**Records for the task**.
* Begin *
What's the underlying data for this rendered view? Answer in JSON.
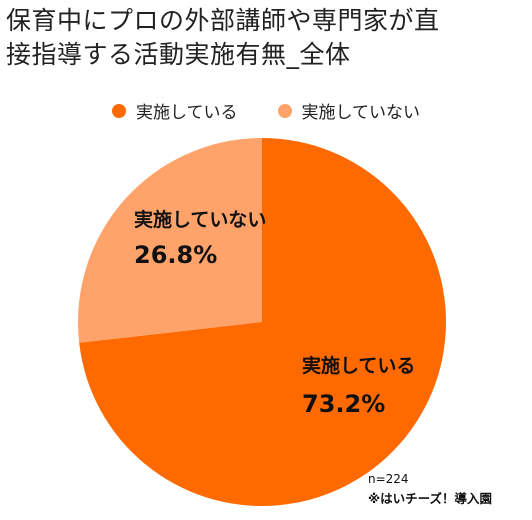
{
  "chart_data": {
    "type": "pie",
    "title": "保育中にプロの外部講師や専門家が直\n接指導する活動実施有無_全体",
    "categories": [
      "実施している",
      "実施していない"
    ],
    "values": [
      73.2,
      26.8
    ],
    "value_labels": [
      "73.2%",
      "26.8%"
    ],
    "colors": [
      "#FF6A00",
      "#FFA36B"
    ],
    "legend_position": "top",
    "start_angle": "12 o'clock",
    "direction": "clockwise"
  },
  "notes": {
    "sample_size": "n=224",
    "source": "※はいチーズ！導入園"
  }
}
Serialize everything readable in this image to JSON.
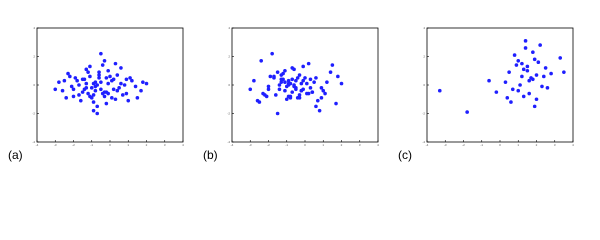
{
  "chart_data": [
    {
      "type": "scatter",
      "title": "(a)",
      "color": "#1f1fff",
      "xlim": [
        -4,
        4
      ],
      "ylim": [
        -4,
        4
      ],
      "xticks": [
        -4,
        -3,
        -2,
        -1,
        0,
        1,
        2,
        3,
        4
      ],
      "yticks": [
        -4,
        -2,
        0,
        2,
        4
      ],
      "x": [
        -0.8,
        -1.5,
        0.2,
        -2.1,
        -0.3,
        0.6,
        -1.1,
        -0.5,
        -1.8,
        0.9,
        -0.1,
        -2.6,
        -0.9,
        0.4,
        -1.3,
        -0.6,
        1.4,
        -2.3,
        -0.2,
        -1.0,
        0.1,
        -1.7,
        -0.4,
        0.8,
        -1.2,
        -0.7,
        1.1,
        -2.0,
        -0.9,
        0.3,
        -1.4,
        -0.1,
        -0.6,
        1.7,
        -2.8,
        -0.3,
        0.5,
        -1.6,
        -0.8,
        0.0,
        -1.9,
        -1.1,
        0.7,
        -0.5,
        -2.4,
        1.2,
        -0.2,
        -1.3,
        0.2,
        -0.7,
        -1.0,
        2.0,
        -3.0,
        -0.4,
        0.6,
        -1.5,
        -0.9,
        1.5,
        -2.2,
        -0.1,
        -0.8,
        0.4,
        -1.2,
        -0.6,
        -1.7,
        0.9,
        -0.3,
        -2.5,
        1.0,
        -1.1,
        0.1,
        -0.5,
        -1.4,
        1.8,
        -0.2,
        -0.9,
        -2.0,
        0.3,
        -0.7,
        -1.3
      ],
      "values": [
        0.2,
        -0.5,
        0.4,
        -0.1,
        -0.8,
        0.1,
        0.6,
        -0.3,
        0.3,
        -0.6,
        1.0,
        -0.4,
        -1.2,
        0.7,
        -0.2,
        0.5,
        -0.1,
        0.8,
        -0.5,
        -0.9,
        0.3,
        -0.7,
        1.4,
        0.0,
        0.9,
        -1.5,
        0.5,
        -0.3,
        0.1,
        -1.0,
        0.4,
        -0.6,
        0.7,
        -0.4,
        0.2,
        1.7,
        -0.2,
        -1.1,
        -0.4,
        0.6,
        0.5,
        -0.8,
        -0.7,
        0.2,
        -0.9,
        0.3,
        -1.3,
        1.1,
        -0.3,
        0.0,
        -0.2,
        0.1,
        -0.3,
        -0.6,
        1.2,
        0.4,
        -1.8,
        -0.9,
        0.6,
        0.1,
        -0.1,
        -0.4,
        -0.6,
        0.9,
        0.0,
        0.4,
        -0.5,
        0.3,
        -1.1,
        1.3,
        -0.9,
        2.2,
        -0.3,
        0.2,
        0.5,
        -0.7,
        -0.8,
        1.5,
        -2.0,
        0.1
      ]
    },
    {
      "type": "scatter",
      "title": "(b)",
      "color": "#1f1fff",
      "xlim": [
        -4,
        4
      ],
      "ylim": [
        -4,
        4
      ],
      "xticks": [
        -4,
        -3,
        -2,
        -1,
        0,
        1,
        2,
        3,
        4
      ],
      "yticks": [
        -4,
        -2,
        0,
        2,
        4
      ],
      "x": [
        -1.3,
        -0.7,
        0.3,
        -2.0,
        -0.9,
        -0.2,
        1.8,
        -1.4,
        -0.5,
        0.1,
        -1.1,
        1.0,
        -2.5,
        -0.3,
        0.9,
        -1.7,
        -0.6,
        -1.2,
        0.4,
        -0.8,
        -0.1,
        -2.2,
        1.5,
        -0.9,
        -1.5,
        0.6,
        -0.4,
        -3.0,
        2.0,
        -1.0,
        -0.7,
        0.2,
        -1.3,
        -0.2,
        1.2,
        -2.4,
        -0.5,
        0.7,
        -1.1,
        -1.9,
        0.0,
        -0.8,
        -1.6,
        0.5,
        -0.3,
        -2.8,
        1.7,
        -0.6,
        -0.1,
        -1.4,
        0.3,
        -0.9,
        -2.0,
        1.1,
        -0.7,
        -1.2,
        0.8,
        -0.4,
        -1.7,
        0.1,
        -1.0,
        -0.2,
        -2.3,
        1.4,
        -0.6,
        -1.3,
        0.4,
        -0.9,
        -2.6,
        -0.1,
        0.9,
        -1.8,
        -0.5,
        -1.1,
        0.6,
        -0.3,
        -2.1,
        0.2,
        -1.5,
        -0.8
      ],
      "values": [
        0.2,
        -0.5,
        0.4,
        -0.1,
        -0.8,
        0.1,
        0.6,
        -0.3,
        0.3,
        -0.6,
        1.0,
        -0.4,
        -1.2,
        0.7,
        -0.2,
        0.5,
        -0.1,
        0.8,
        -0.5,
        -0.9,
        0.3,
        -0.7,
        1.4,
        0.0,
        0.9,
        -1.5,
        0.5,
        -0.3,
        0.1,
        -1.0,
        0.4,
        -0.6,
        0.7,
        -0.4,
        0.2,
        1.7,
        -0.2,
        -1.1,
        -0.4,
        0.6,
        0.5,
        -0.8,
        -0.7,
        0.2,
        -0.9,
        0.3,
        -1.3,
        1.1,
        -0.3,
        0.0,
        -0.2,
        0.1,
        -0.3,
        -0.6,
        1.2,
        0.4,
        -1.8,
        -0.9,
        0.6,
        0.1,
        -0.1,
        -0.4,
        -0.6,
        0.9,
        0.0,
        0.4,
        -0.5,
        0.3,
        -1.1,
        1.3,
        -0.9,
        2.2,
        -0.3,
        0.2,
        0.5,
        -0.7,
        -0.8,
        1.5,
        -2.0,
        0.1
      ]
    },
    {
      "type": "scatter",
      "title": "(c)",
      "color": "#1f1fff",
      "xlim": [
        -4,
        4
      ],
      "ylim": [
        -4,
        4
      ],
      "xticks": [
        -4,
        -3,
        -2,
        -1,
        0,
        1,
        2,
        3,
        4
      ],
      "yticks": [
        -4,
        -2,
        0,
        2,
        4
      ],
      "x": [
        1.2,
        2.0,
        0.8,
        1.6,
        2.5,
        1.0,
        1.9,
        0.5,
        1.4,
        2.3,
        1.7,
        0.9,
        2.8,
        1.3,
        0.3,
        1.8,
        2.1,
        1.1,
        1.5,
        3.3,
        0.7,
        1.9,
        2.4,
        1.0,
        1.6,
        -0.2,
        2.2,
        1.3,
        0.6,
        1.8,
        -3.3,
        -1.8,
        3.5,
        1.4,
        2.6,
        0.4,
        1.2,
        -0.6,
        2.0,
        1.5
      ],
      "values": [
        1.5,
        0.7,
        2.1,
        0.3,
        1.2,
        -0.4,
        1.8,
        0.9,
        2.6,
        -0.1,
        0.5,
        1.4,
        0.8,
        -0.8,
        0.2,
        2.3,
        1.6,
        0.0,
        1.0,
        1.9,
        -0.3,
        -1.5,
        0.6,
        1.7,
        -0.6,
        -0.5,
        2.8,
        1.1,
        -1.2,
        0.4,
        -0.4,
        -1.9,
        0.9,
        3.1,
        -0.2,
        -0.9,
        0.6,
        0.3,
        -1.0,
        1.3
      ]
    }
  ]
}
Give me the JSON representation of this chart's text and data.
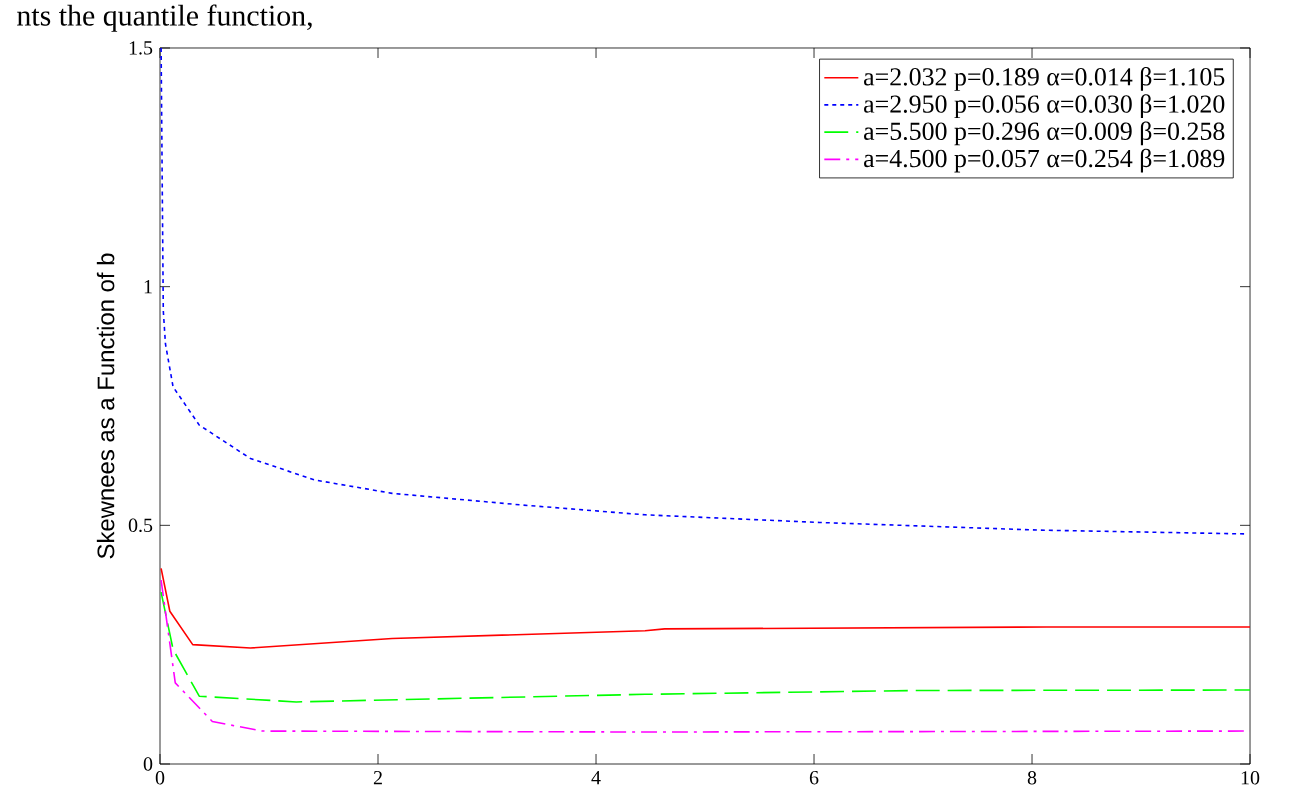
{
  "chart_data": {
    "type": "line",
    "ylabel": "Skewnees as a Function of b",
    "annotations": [
      "nts the quantile function,"
    ],
    "xlim": [
      0,
      10
    ],
    "ylim": [
      0,
      1.5
    ],
    "xticks": [
      0,
      2,
      4,
      6,
      8,
      10
    ],
    "yticks": [
      0,
      0.5,
      1,
      1.5
    ],
    "grid": false,
    "legend": "top right",
    "marker": "none",
    "series": [
      {
        "name": "a=2.032  p=0.189  α=0.014  β=1.105",
        "color": "#ff0000",
        "line_style": "solid",
        "x": [
          0.01,
          0.09,
          0.3,
          0.83,
          2.13,
          4.45,
          4.63,
          8.13,
          10
        ],
        "values": [
          0.41,
          0.32,
          0.25,
          0.243,
          0.263,
          0.279,
          0.283,
          0.287,
          0.287
        ]
      },
      {
        "name": "a=2.950  p=0.056  α=0.030  β=1.020",
        "color": "#0000ff",
        "line_style": "dotted",
        "x": [
          0.01,
          0.03,
          0.05,
          0.12,
          0.36,
          0.83,
          1.42,
          2.13,
          3.3,
          4.45,
          6.05,
          8.06,
          9.96
        ],
        "values": [
          1.5,
          0.95,
          0.88,
          0.79,
          0.71,
          0.64,
          0.595,
          0.567,
          0.543,
          0.522,
          0.506,
          0.49,
          0.482
        ]
      },
      {
        "name": "a=5.500  p=0.296  α=0.009  β=0.258",
        "color": "#00ff00",
        "line_style": "dashed",
        "x": [
          0.01,
          0.12,
          0.36,
          1.25,
          4.45,
          6.94,
          10
        ],
        "values": [
          0.36,
          0.24,
          0.142,
          0.13,
          0.146,
          0.154,
          0.155
        ]
      },
      {
        "name": "a=4.500  p=0.057  α=0.254  β=1.089",
        "color": "#ff00ff",
        "line_style": "dashdot",
        "x": [
          0.01,
          0.14,
          0.48,
          0.94,
          4.45,
          10
        ],
        "values": [
          0.385,
          0.17,
          0.089,
          0.069,
          0.067,
          0.069
        ]
      }
    ]
  }
}
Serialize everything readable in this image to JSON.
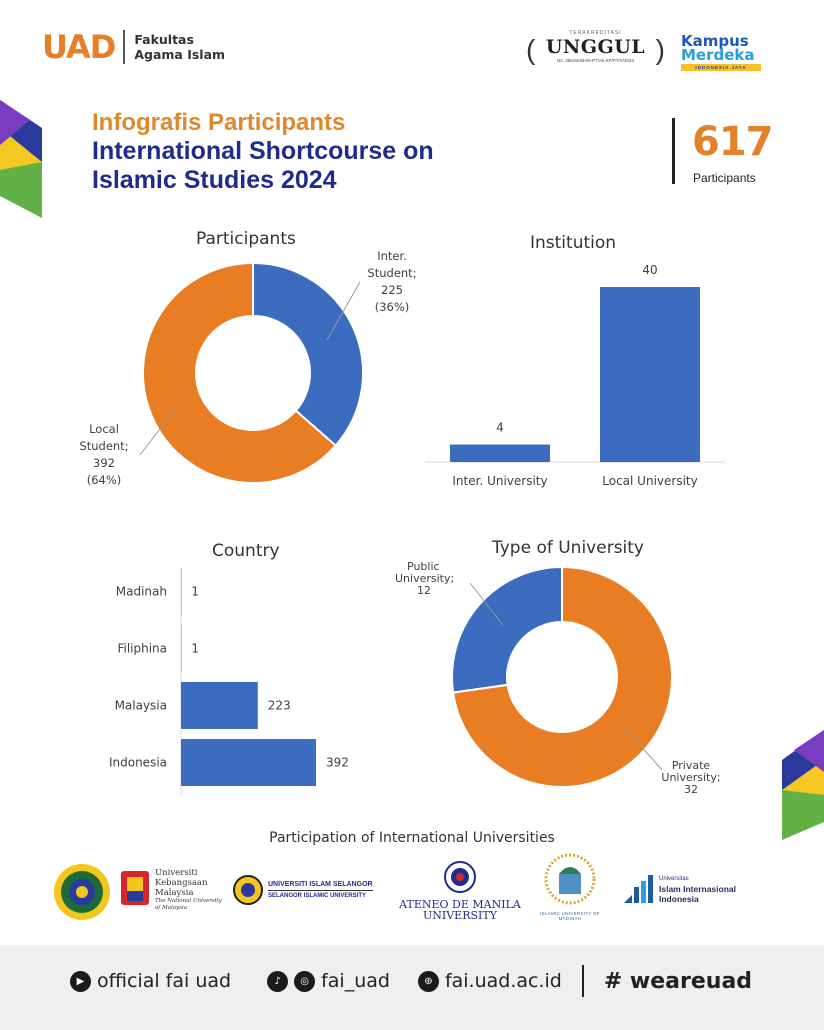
{
  "header": {
    "uad": "UAD",
    "faculty_line1": "Fakultas",
    "faculty_line2": "Agama Islam",
    "accreditation_top": "TERAKREDITASI",
    "accreditation": "UNGGUL",
    "accreditation_no": "No. 355/SK/BAN-PT/Ak.KP/PT/V/2023",
    "kampus_line1": "Kampus",
    "kampus_line2": "Merdeka",
    "kampus_line3": "INDONESIA JAYA"
  },
  "title": {
    "line1": "Infografis Participants",
    "line2": "International Shortcourse on Islamic Studies 2024",
    "total": "617",
    "total_label": "Participants"
  },
  "colors": {
    "orange": "#e87d23",
    "blue": "#3b6cc0",
    "navy": "#1f2c8c"
  },
  "chart_data": [
    {
      "type": "pie",
      "title": "Participants",
      "series": [
        {
          "label": "Inter. Student",
          "value": 225,
          "percent": "36%",
          "color": "#3b6cc0"
        },
        {
          "label": "Local Student",
          "value": 392,
          "percent": "64%",
          "color": "#e87d23"
        }
      ]
    },
    {
      "type": "bar",
      "title": "Institution",
      "categories": [
        "Inter. University",
        "Local University"
      ],
      "values": [
        4,
        40
      ],
      "color": "#3b6cc0"
    },
    {
      "type": "bar",
      "title": "Country",
      "orientation": "horizontal",
      "categories": [
        "Madinah",
        "Filiphina",
        "Malaysia",
        "Indonesia"
      ],
      "values": [
        1,
        1,
        223,
        392
      ],
      "color": "#3b6cc0"
    },
    {
      "type": "pie",
      "title": "Type of University",
      "series": [
        {
          "label": "Public University",
          "value": 12,
          "color": "#3b6cc0"
        },
        {
          "label": "Private University",
          "value": 32,
          "color": "#e87d23"
        }
      ]
    }
  ],
  "labels": {
    "inter_student": [
      "Inter.",
      "Student;",
      "225",
      "(36%)"
    ],
    "local_student": [
      "Local",
      "Student;",
      "392",
      "(64%)"
    ],
    "public_university": [
      "Public",
      "University;",
      "12"
    ],
    "private_university": [
      "Private",
      "University;",
      "32"
    ]
  },
  "partners": {
    "title": "Participation of International Universities",
    "ukm": [
      "Universiti",
      "Kebangsaan",
      "Malaysia",
      "The National University",
      "of Malaysia"
    ],
    "selangor": [
      "UNIVERSITI ISLAM SELANGOR",
      "SELANGOR ISLAMIC UNIVERSITY"
    ],
    "ateneo": [
      "ATENEO DE MANILA",
      "UNIVERSITY"
    ],
    "madinah": "ISLAMIC UNIVERSITY OF MADINAH",
    "uii": [
      "Universitas",
      "Islam Internasional",
      "Indonesia"
    ],
    "uad_seal": "UNIVERSITAS AHMAD DAHLAN"
  },
  "footer": {
    "youtube": "official fai uad",
    "social": "fai_uad",
    "web": "fai.uad.ac.id",
    "hashtag": "# weareuad"
  }
}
* End *
**Work to complete**.
Identify each line in the entries with the word "this" and copy it.

**Written response**.
What's the underlying data for this rendered view? Answer in JSON.
Serialize everything readable in this image to JSON.
Give me the JSON representation of this chart's text and data.
Serialize everything readable in this image to JSON.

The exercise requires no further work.